**** WORKING DATA

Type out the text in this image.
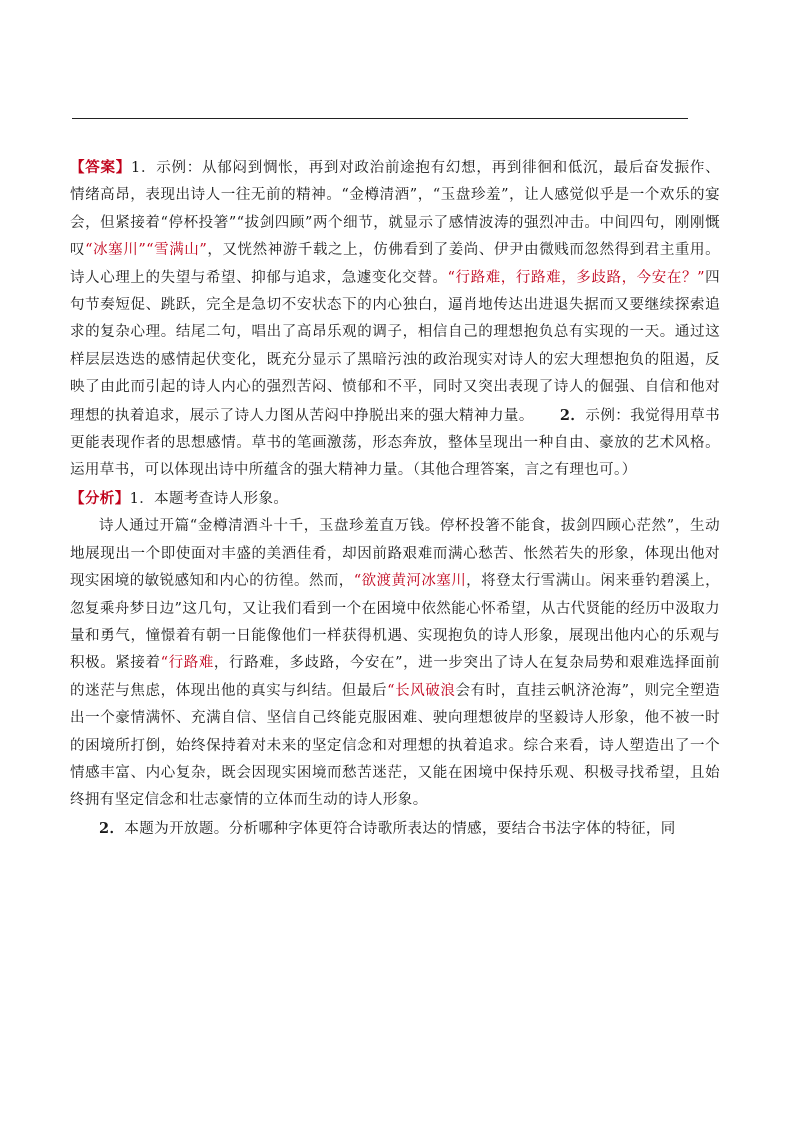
【答案】1．示例：从郁闷到惆怅，再到对政治前途抱有幻想，再到徘徊和低沉，最后奋发振作、情绪高昂，表现出诗人一往无前的精神。“金樽清酒”，“玉盘珍羞”，让人感觉似乎是一个欢乐的宴会，但紧接着“停杯投箸”“拔剑四顾”两个细节，就显示了感情波涛的强烈冲击。中间四句，刚刚慨叹“冰塞川”“雪满山”，又恍然神游千载之上，仿佛看到了姜尚、伊尹由微贱而忽然得到君主重用。诗人心理上的失望与希望、抑郁与追求，急遽变化交替。“行路难，行路难，多歧路，今安在？”四句节奏短促、跳跃，完全是急切不安状态下的内心独白，逼肖地传达出进退失据而又要继续探索追求的复杂心理。结尾二句，唱出了高昂乐观的调子，相信自己的理想抱负总有实现的一天。通过这样层层迭迭的感情起伏变化，既充分显示了黑暗污浊的政治现实对诗人的宏大理想抱负的阻遏，反映了由此而引起的诗人内心的强烈苦闷、愤郁和不平，同时又突出表现了诗人的倔强、自信和他对理想的执着追求，展示了诗人力图从苦闷中挣脱出来的强大精神力量。 2．示例：我觉得用草书更能表现作者的思想感情。草书的笔画激荡，形态奔放，整体呈现出一种自由、豪放的艺术风格。运用草书，可以体现出诗中所蕴含的强大精神力量。（其他合理答案，言之有理也可。）

【分析】1．本题考查诗人形象。

诗人通过开篇“金樽清酒斗十千，玉盘珍羞直万钱。停杯投箸不能食，拔剑四顾心茫然”，生动地展现出一个即使面对丰盛的美酒佳肴，却因前路艰难而满心愁苦、怅然若失的形象，体现出他对现实困境的敏锐感知和内心的彷徨。然而，“欲渡黄河冰塞川，将登太行雪满山。闲来垂钓碧溪上，忽复乘舟梦日边”这几句，又让我们看到一个在困境中依然能心怀希望，从古代贤能的经历中汲取力量和勇气，憧憬着有朝一日能像他们一样获得机遇、实现抱负的诗人形象，展现出他内心的乐观与积极。紧接着“行路难，行路难，多歧路，今安在”，进一步突出了诗人在复杂局势和艰难选择面前的迷茫与焦虑，体现出他的真实与纠结。但最后“长风破浪会有时，直挂云帆济沧海”，则完全塑造出一个豪情满怀、充满自信、坚信自己终能克服困难、驶向理想彼岸的坚毅诗人形象，他不被一时的困境所打倒，始终保持着对未来的坚定信念和对理想的执着追求。综合来看，诗人塑造出了一个情感丰富、内心复杂，既会因现实困境而愁苦迷茫，又能在困境中保持乐观、积极寻找希望，且始终拥有坚定信念和壮志豪情的立体而生动的诗人形象。

2．本题为开放题。分析哪种字体更符合诗歌所表达的情感，要结合书法字体的特征，同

********

**PROBLEM DESCRIPTION:** Reproduce the data above in full, exactly as it is, with the pictures left out.

**CORRECT ANSWER:**
Type out the text in this image.
【答案】1．示例：从郁闷到惆怅，再到对政治前途抱有幻想，再到徘徊和低沉，最后奋发振作、情绪高昂，表现出诗人一往无前的精神。“金樽清酒”，“玉盘珍羞”，让人感觉似乎是一个欢乐的宴会，但紧接着“停杯投箸”“拔剑四顾”两个细节，就显示了感情波涛的强烈冲击。中间四句，刚刚慨叹“冰塞川”“雪满山”，又恍然神游千载之上，仿佛看到了姜尚、伊尹由微贱而忽然得到君主重用。诗人心理上的失望与希望、抑郁与追求，急遽变化交替。“行路难，行路难，多歧路，今安在？”四句节奏短促、跳跃，完全是急切不安状态下的内心独白，逼肖地传达出进退失据而又要继续探索追求的复杂心理。结尾二句，唱出了高昂乐观的调子，相信自己的理想抱负总有实现的一天。通过这样层层迭迭的感情起伏变化，既充分显示了黑暗污浊的政治现实对诗人的宏大理想抱负的阻遏，反映了由此而引起的诗人内心的强烈苦闷、愤郁和不平，同时又突出表现了诗人的倔强、自信和他对理想的执着追求，展示了诗人力图从苦闷中挣脱出来的强大精神力量。 2．示例：我觉得用草书更能表现作者的思想感情。草书的笔画激荡，形态奔放，整体呈现出一种自由、豪放的艺术风格。运用草书，可以体现出诗中所蕴含的强大精神力量。（其他合理答案，言之有理也可。）

【分析】1．本题考查诗人形象。

诗人通过开篇“金樽清酒斗十千，玉盘珍羞直万钱。停杯投箸不能食，拔剑四顾心茫然”，生动地展现出一个即使面对丰盛的美酒佳肴，却因前路艰难而满心愁苦、怅然若失的形象，体现出他对现实困境的敏锐感知和内心的彷徨。然而，“欲渡黄河冰塞川，将登太行雪满山。闲来垂钓碧溪上，忽复乘舟梦日边”这几句，又让我们看到一个在困境中依然能心怀希望，从古代贤能的经历中汲取力量和勇气，憧憬着有朝一日能像他们一样获得机遇、实现抱负的诗人形象，展现出他内心的乐观与积极。紧接着“行路难，行路难，多歧路，今安在”，进一步突出了诗人在复杂局势和艰难选择面前的迷茫与焦虑，体现出他的真实与纠结。但最后“长风破浪会有时，直挂云帆济沧海”，则完全塑造出一个豪情满怀、充满自信、坚信自己终能克服困难、驶向理想彼岸的坚毅诗人形象，他不被一时的困境所打倒，始终保持着对未来的坚定信念和对理想的执着追求。综合来看，诗人塑造出了一个情感丰富、内心复杂，既会因现实困境而愁苦迷茫，又能在困境中保持乐观、积极寻找希望，且始终拥有坚定信念和壮志豪情的立体而生动的诗人形象。

2．本题为开放题。分析哪种字体更符合诗歌所表达的情感，要结合书法字体的特征，同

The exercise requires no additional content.